> Prompt
Copy out every line in the entries below that includes "XAUUSD".

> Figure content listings
>> begin

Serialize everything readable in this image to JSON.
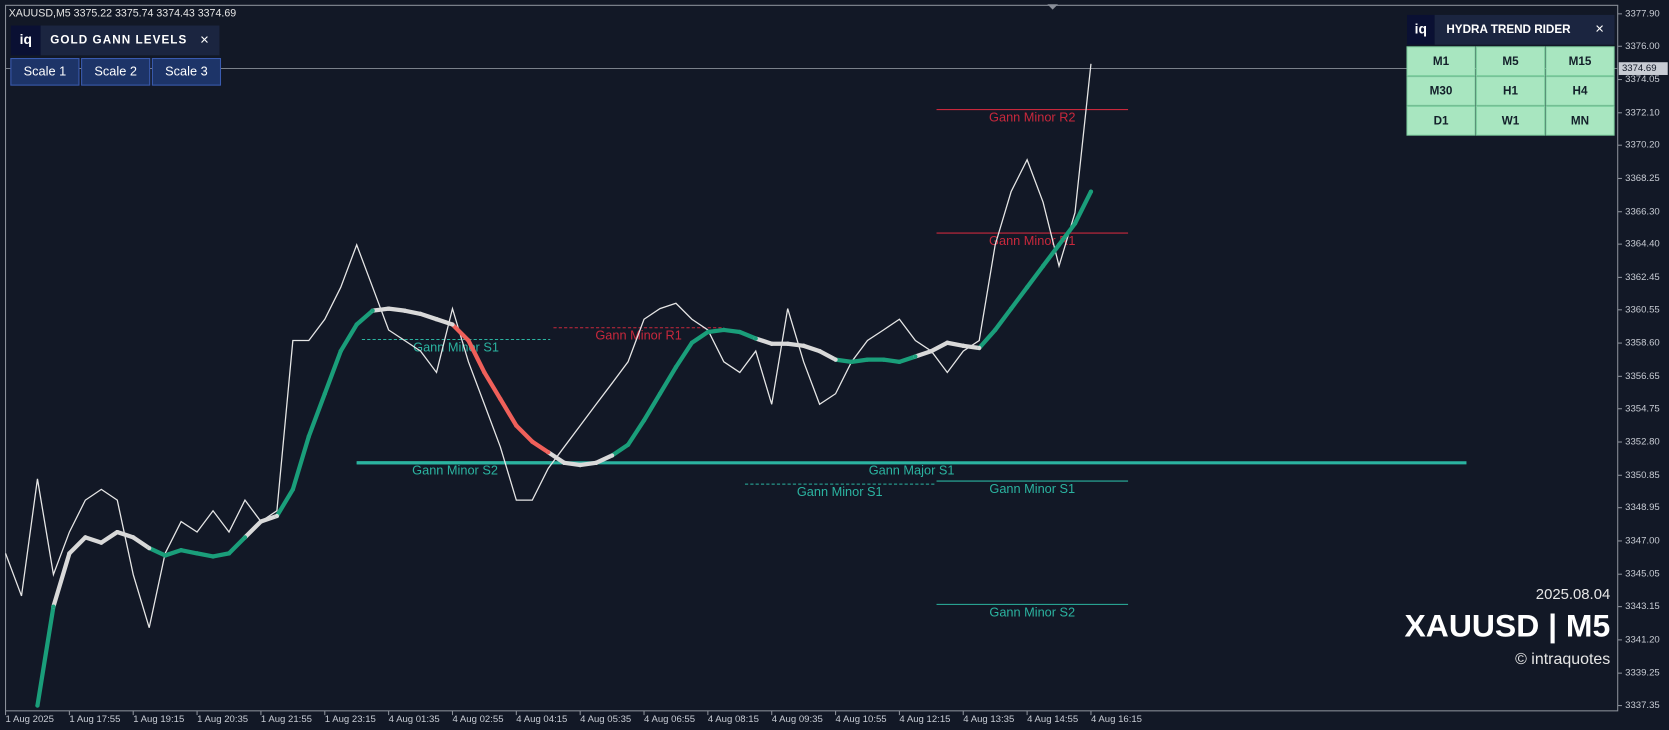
{
  "chart_data": {
    "type": "line",
    "header": "XAUUSD,M5  3375.22 3375.74 3374.43 3374.69",
    "xlim": [
      0,
      404
    ],
    "ylim": [
      3337.04,
      3378.4
    ],
    "xticks": [
      {
        "value": 0,
        "label": "1 Aug 2025"
      },
      {
        "value": 16,
        "label": "1 Aug 17:55"
      },
      {
        "value": 32,
        "label": "1 Aug 19:15"
      },
      {
        "value": 48,
        "label": "1 Aug 20:35"
      },
      {
        "value": 64,
        "label": "1 Aug 21:55"
      },
      {
        "value": 80,
        "label": "1 Aug 23:15"
      },
      {
        "value": 96,
        "label": "4 Aug 01:35"
      },
      {
        "value": 112,
        "label": "4 Aug 02:55"
      },
      {
        "value": 128,
        "label": "4 Aug 04:15"
      },
      {
        "value": 144,
        "label": "4 Aug 05:35"
      },
      {
        "value": 160,
        "label": "4 Aug 06:55"
      },
      {
        "value": 176,
        "label": "4 Aug 08:15"
      },
      {
        "value": 192,
        "label": "4 Aug 09:35"
      },
      {
        "value": 208,
        "label": "4 Aug 10:55"
      },
      {
        "value": 224,
        "label": "4 Aug 12:15"
      },
      {
        "value": 240,
        "label": "4 Aug 13:35"
      },
      {
        "value": 256,
        "label": "4 Aug 14:55"
      },
      {
        "value": 272,
        "label": "4 Aug 16:15"
      }
    ],
    "yticks": [
      {
        "value": 3377.9,
        "label": "3377.90"
      },
      {
        "value": 3376,
        "label": "3376.00"
      },
      3374.05,
      {
        "value": 3372.1,
        "label": "3372.10"
      },
      {
        "value": 3370.2,
        "label": "3370.20"
      },
      3368.25,
      {
        "value": 3366.3,
        "label": "3366.30"
      },
      {
        "value": 3364.4,
        "label": "3364.40"
      },
      3362.45,
      3360.55,
      {
        "value": 3358.6,
        "label": "3358.60"
      },
      3356.65,
      3354.75,
      {
        "value": 3352.8,
        "label": "3352.80"
      },
      3350.85,
      3348.95,
      {
        "value": 3347,
        "label": "3347.00"
      },
      3345.05,
      3343.15,
      {
        "value": 3341.2,
        "label": "3341.20"
      },
      3339.25,
      3337.35
    ],
    "series": [
      {
        "name": "price",
        "color": "#e6e6e6",
        "x": [
          0,
          4,
          8,
          12,
          16,
          20,
          24,
          28,
          32,
          36,
          40,
          44,
          48,
          52,
          56,
          60,
          64,
          68,
          72,
          76,
          80,
          84,
          88,
          92,
          96,
          100,
          104,
          108,
          112,
          116,
          120,
          124,
          128,
          132,
          136,
          140,
          144,
          148,
          152,
          156,
          160,
          164,
          168,
          172,
          176,
          180,
          184,
          188,
          192,
          196,
          200,
          204,
          208,
          212,
          216,
          220,
          224,
          228,
          232,
          236,
          240,
          244,
          248,
          252,
          256,
          260,
          264,
          268,
          272
        ],
        "values": [
          3346.27,
          3343.78,
          3350.64,
          3345.03,
          3347.52,
          3349.39,
          3350.02,
          3349.39,
          3345.03,
          3341.91,
          3346.27,
          3348.14,
          3347.52,
          3348.77,
          3347.52,
          3349.39,
          3348.14,
          3348.77,
          3358.75,
          3358.75,
          3360.0,
          3361.87,
          3364.36,
          3361.87,
          3359.37,
          3358.75,
          3358.13,
          3356.88,
          3360.62,
          3357.5,
          3355.01,
          3352.51,
          3349.39,
          3349.39,
          3351.26,
          3352.51,
          3353.76,
          3355.01,
          3356.25,
          3357.5,
          3360.0,
          3360.62,
          3360.93,
          3360.0,
          3359.37,
          3357.5,
          3356.88,
          3358.13,
          3355.01,
          3360.62,
          3357.5,
          3355.01,
          3355.63,
          3357.5,
          3358.75,
          3359.37,
          3360.0,
          3358.75,
          3358.13,
          3356.88,
          3358.13,
          3358.75,
          3364.36,
          3367.48,
          3369.35,
          3366.86,
          3363.12,
          3366.24,
          3374.97
        ]
      },
      {
        "name": "trend",
        "x": [
          8,
          12,
          16,
          20,
          24,
          28,
          32,
          36,
          40,
          44,
          48,
          52,
          56,
          60,
          64,
          68,
          72,
          76,
          80,
          84,
          88,
          92,
          96,
          100,
          104,
          108,
          112,
          116,
          120,
          124,
          128,
          132,
          136,
          140,
          144,
          148,
          152,
          156,
          160,
          164,
          168,
          172,
          176,
          180,
          184,
          188,
          192,
          196,
          200,
          204,
          208,
          212,
          216,
          220,
          224,
          228,
          232,
          236,
          240,
          244,
          248,
          252,
          256,
          260,
          264,
          268,
          272
        ],
        "values": [
          3337.35,
          3343.15,
          3346.27,
          3347.21,
          3346.9,
          3347.52,
          3347.21,
          3346.58,
          3346.15,
          3346.46,
          3346.27,
          3346.09,
          3346.27,
          3347.21,
          3348.14,
          3348.46,
          3350.02,
          3353.13,
          3355.63,
          3358.13,
          3359.69,
          3360.5,
          3360.62,
          3360.5,
          3360.31,
          3360.0,
          3359.69,
          3358.75,
          3356.88,
          3355.32,
          3353.76,
          3352.82,
          3352.2,
          3351.58,
          3351.45,
          3351.58,
          3352.01,
          3352.64,
          3354.07,
          3355.63,
          3357.19,
          3358.62,
          3359.25,
          3359.37,
          3359.25,
          3358.87,
          3358.56,
          3358.56,
          3358.44,
          3358.13,
          3357.63,
          3357.5,
          3357.63,
          3357.63,
          3357.5,
          3357.81,
          3358.13,
          3358.62,
          3358.44,
          3358.31,
          3359.37,
          3360.62,
          3361.87,
          3363.12,
          3364.36,
          3365.61,
          3367.48
        ],
        "colors": [
          "#1a9e7a",
          "#1a9e7a",
          "#d9d9d9",
          "#d9d9d9",
          "#d9d9d9",
          "#d9d9d9",
          "#d9d9d9",
          "#d9d9d9",
          "#1a9e7a",
          "#1a9e7a",
          "#1a9e7a",
          "#1a9e7a",
          "#1a9e7a",
          "#1a9e7a",
          "#d9d9d9",
          "#d9d9d9",
          "#1a9e7a",
          "#1a9e7a",
          "#1a9e7a",
          "#1a9e7a",
          "#1a9e7a",
          "#1a9e7a",
          "#d9d9d9",
          "#d9d9d9",
          "#d9d9d9",
          "#d9d9d9",
          "#d9d9d9",
          "#f0605a",
          "#f0605a",
          "#f0605a",
          "#f0605a",
          "#f0605a",
          "#f0605a",
          "#d9d9d9",
          "#d9d9d9",
          "#d9d9d9",
          "#d9d9d9",
          "#1a9e7a",
          "#1a9e7a",
          "#1a9e7a",
          "#1a9e7a",
          "#1a9e7a",
          "#1a9e7a",
          "#1a9e7a",
          "#1a9e7a",
          "#1a9e7a",
          "#d9d9d9",
          "#d9d9d9",
          "#d9d9d9",
          "#d9d9d9",
          "#d9d9d9",
          "#1a9e7a",
          "#1a9e7a",
          "#1a9e7a",
          "#1a9e7a",
          "#1a9e7a",
          "#d9d9d9",
          "#d9d9d9",
          "#d9d9d9",
          "#d9d9d9",
          "#1a9e7a",
          "#1a9e7a",
          "#1a9e7a",
          "#1a9e7a",
          "#1a9e7a",
          "#1a9e7a",
          "#1a9e7a"
        ]
      }
    ],
    "levels": [
      {
        "name": "Gann Minor R2",
        "value": 3372.29,
        "x_range": [
          233.3,
          281.3
        ],
        "color": "#c8283c",
        "style": "solid"
      },
      {
        "name": "Gann Minor R1",
        "value": 3365.05,
        "x_range": [
          233.3,
          281.3
        ],
        "color": "#c8283c",
        "style": "solid"
      },
      {
        "name": "Gann Minor R1",
        "value": 3359.5,
        "x_range": [
          137.3,
          180
        ],
        "color": "#c8283c",
        "style": "dotted"
      },
      {
        "name": "Gann Minor S1",
        "value": 3358.81,
        "x_range": [
          89.3,
          136.5
        ],
        "color": "#2bb3a0",
        "style": "dotted"
      },
      {
        "name": "Gann Major S1",
        "value": 3351.58,
        "x_range": [
          88,
          366.1
        ],
        "color": "#2bb3a0",
        "style": "thick"
      },
      {
        "name": "Gann Minor S2",
        "value": 3351.58,
        "x_range": [
          88,
          137.3
        ],
        "color": "#2bb3a0",
        "style": "thick"
      },
      {
        "name": "Gann Minor S1",
        "value": 3350.33,
        "x_range": [
          185.3,
          232.8
        ],
        "color": "#2bb3a0",
        "style": "dotted"
      },
      {
        "name": "Gann Minor S1",
        "value": 3350.51,
        "x_range": [
          233.3,
          281.3
        ],
        "color": "#2bb3a0",
        "style": "solid"
      },
      {
        "name": "Gann Minor S2",
        "value": 3343.28,
        "x_range": [
          233.3,
          281.3
        ],
        "color": "#2bb3a0",
        "style": "solid"
      }
    ],
    "price_tag": {
      "value": 3374.69
    },
    "watermark": {
      "date": "2025.08.04",
      "symbol": "XAUUSD | M5",
      "credit": "© intraquotes"
    }
  },
  "panels": {
    "gann": {
      "logo": "iq",
      "title": "GOLD GANN LEVELS",
      "close": "×",
      "buttons": [
        "Scale 1",
        "Scale 2",
        "Scale 3"
      ]
    },
    "hydra": {
      "logo": "iq",
      "title": "HYDRA TREND RIDER",
      "close": "×",
      "timeframes": [
        "M1",
        "M5",
        "M15",
        "M30",
        "H1",
        "H4",
        "D1",
        "W1",
        "MN"
      ]
    }
  }
}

>> end

> Exercise answer
    "header": "XAUUSD,M5  3375.22 3375.74 3374.43 3374.69",
      "symbol": "XAUUSD | M5",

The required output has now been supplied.